** What to do **
Return every line below as is, leaving out the pictures.

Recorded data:
+ + + + +
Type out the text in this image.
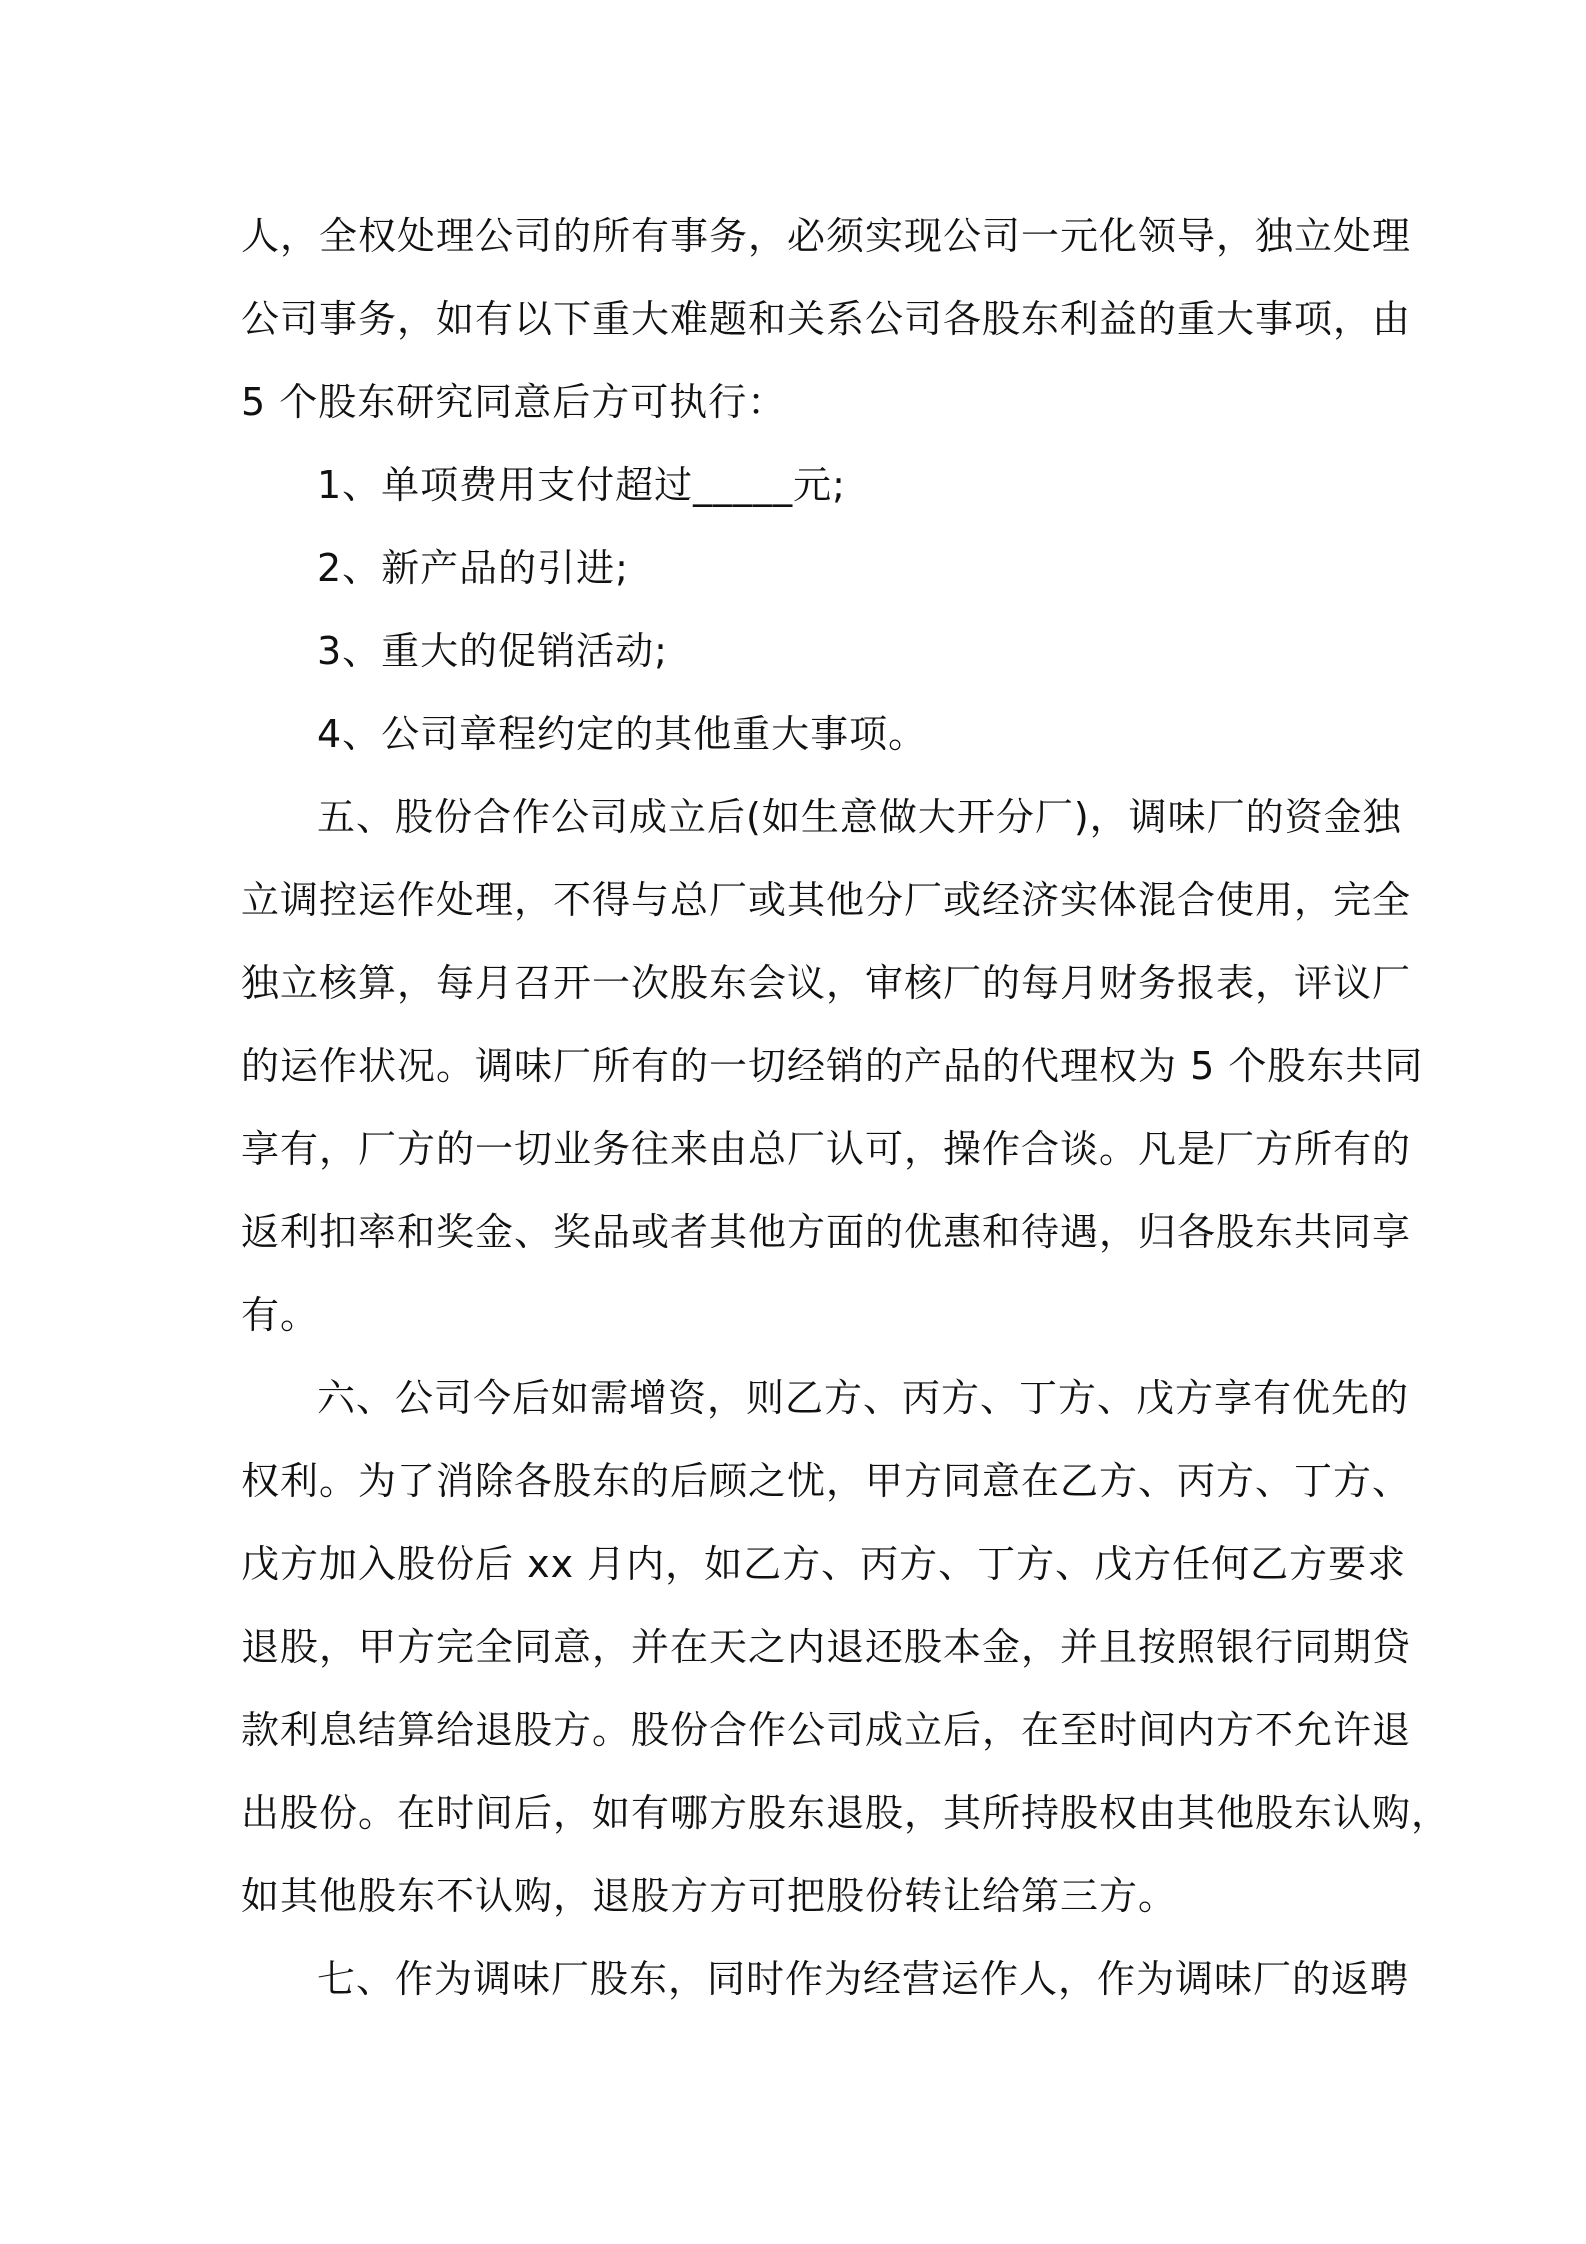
人，全权处理公司的所有事务，必须实现公司一元化领导，独立处理
公司事务，如有以下重大难题和关系公司各股东利益的重大事项，由
5 个股东研究同意后方可执行：
1、单项费用支付超过_____元;
2、新产品的引进;
3、重大的促销活动;
4、公司章程约定的其他重大事项。
五、股份合作公司成立后(如生意做大开分厂)，调味厂的资金独
立调控运作处理，不得与总厂或其他分厂或经济实体混合使用，完全
独立核算，每月召开一次股东会议，审核厂的每月财务报表，评议厂
的运作状况。调味厂所有的一切经销的产品的代理权为 5 个股东共同
享有，厂方的一切业务往来由总厂认可，操作合谈。凡是厂方所有的
返利扣率和奖金、奖品或者其他方面的优惠和待遇，归各股东共同享
有。
六、公司今后如需增资，则乙方、丙方、丁方、戊方享有优先的
权利。为了消除各股东的后顾之忧，甲方同意在乙方、丙方、丁方、
戊方加入股份后 xx 月内，如乙方、丙方、丁方、戊方任何乙方要求
退股，甲方完全同意，并在天之内退还股本金，并且按照银行同期贷
款利息结算给退股方。股份合作公司成立后，在至时间内方不允许退
出股份。在时间后，如有哪方股东退股，其所持股权由其他股东认购，
如其他股东不认购，退股方方可把股份转让给第三方。
七、作为调味厂股东，同时作为经营运作人，作为调味厂的返聘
+ + + + +
** Solution to this task **
Type out the text in this image.
人，全权处理公司的所有事务，必须实现公司一元化领导，独立处理
公司事务，如有以下重大难题和关系公司各股东利益的重大事项，由
5 个股东研究同意后方可执行：
1、单项费用支付超过_____元;
2、新产品的引进;
3、重大的促销活动;
4、公司章程约定的其他重大事项。
五、股份合作公司成立后(如生意做大开分厂)，调味厂的资金独
立调控运作处理，不得与总厂或其他分厂或经济实体混合使用，完全
独立核算，每月召开一次股东会议，审核厂的每月财务报表，评议厂
的运作状况。调味厂所有的一切经销的产品的代理权为 5 个股东共同
享有，厂方的一切业务往来由总厂认可，操作合谈。凡是厂方所有的
返利扣率和奖金、奖品或者其他方面的优惠和待遇，归各股东共同享
有。
六、公司今后如需增资，则乙方、丙方、丁方、戊方享有优先的
权利。为了消除各股东的后顾之忧，甲方同意在乙方、丙方、丁方、
戊方加入股份后 xx 月内，如乙方、丙方、丁方、戊方任何乙方要求
退股，甲方完全同意，并在天之内退还股本金，并且按照银行同期贷
款利息结算给退股方。股份合作公司成立后，在至时间内方不允许退
出股份。在时间后，如有哪方股东退股，其所持股权由其他股东认购，
如其他股东不认购，退股方方可把股份转让给第三方。
七、作为调味厂股东，同时作为经营运作人，作为调味厂的返聘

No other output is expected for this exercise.